> **Excerpted data**
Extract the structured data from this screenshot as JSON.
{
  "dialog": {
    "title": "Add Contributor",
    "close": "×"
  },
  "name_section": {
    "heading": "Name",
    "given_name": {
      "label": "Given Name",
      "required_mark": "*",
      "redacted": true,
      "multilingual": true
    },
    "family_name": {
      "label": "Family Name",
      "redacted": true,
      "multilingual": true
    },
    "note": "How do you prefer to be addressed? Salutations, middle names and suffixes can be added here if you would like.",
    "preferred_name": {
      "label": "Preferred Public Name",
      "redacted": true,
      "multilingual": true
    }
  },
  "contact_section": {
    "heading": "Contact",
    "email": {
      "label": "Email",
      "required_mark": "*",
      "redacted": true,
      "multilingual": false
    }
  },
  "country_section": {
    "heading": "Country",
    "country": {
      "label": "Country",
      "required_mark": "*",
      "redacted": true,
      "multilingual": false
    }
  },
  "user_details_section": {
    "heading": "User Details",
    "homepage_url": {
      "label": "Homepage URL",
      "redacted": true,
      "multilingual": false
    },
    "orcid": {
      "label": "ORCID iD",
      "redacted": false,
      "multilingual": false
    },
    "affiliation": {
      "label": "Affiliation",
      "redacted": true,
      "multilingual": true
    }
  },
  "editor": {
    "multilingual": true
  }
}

> **Aim**
Identify and copy the lines holding the word "label".

> **Problem solution**
      "label": "Given Name",
      "label": "Family Name",
      "label": "Preferred Public Name",
      "label": "Email",
      "label": "Country",
      "label": "Homepage URL",
      "label": "ORCID iD",
      "label": "Affiliation",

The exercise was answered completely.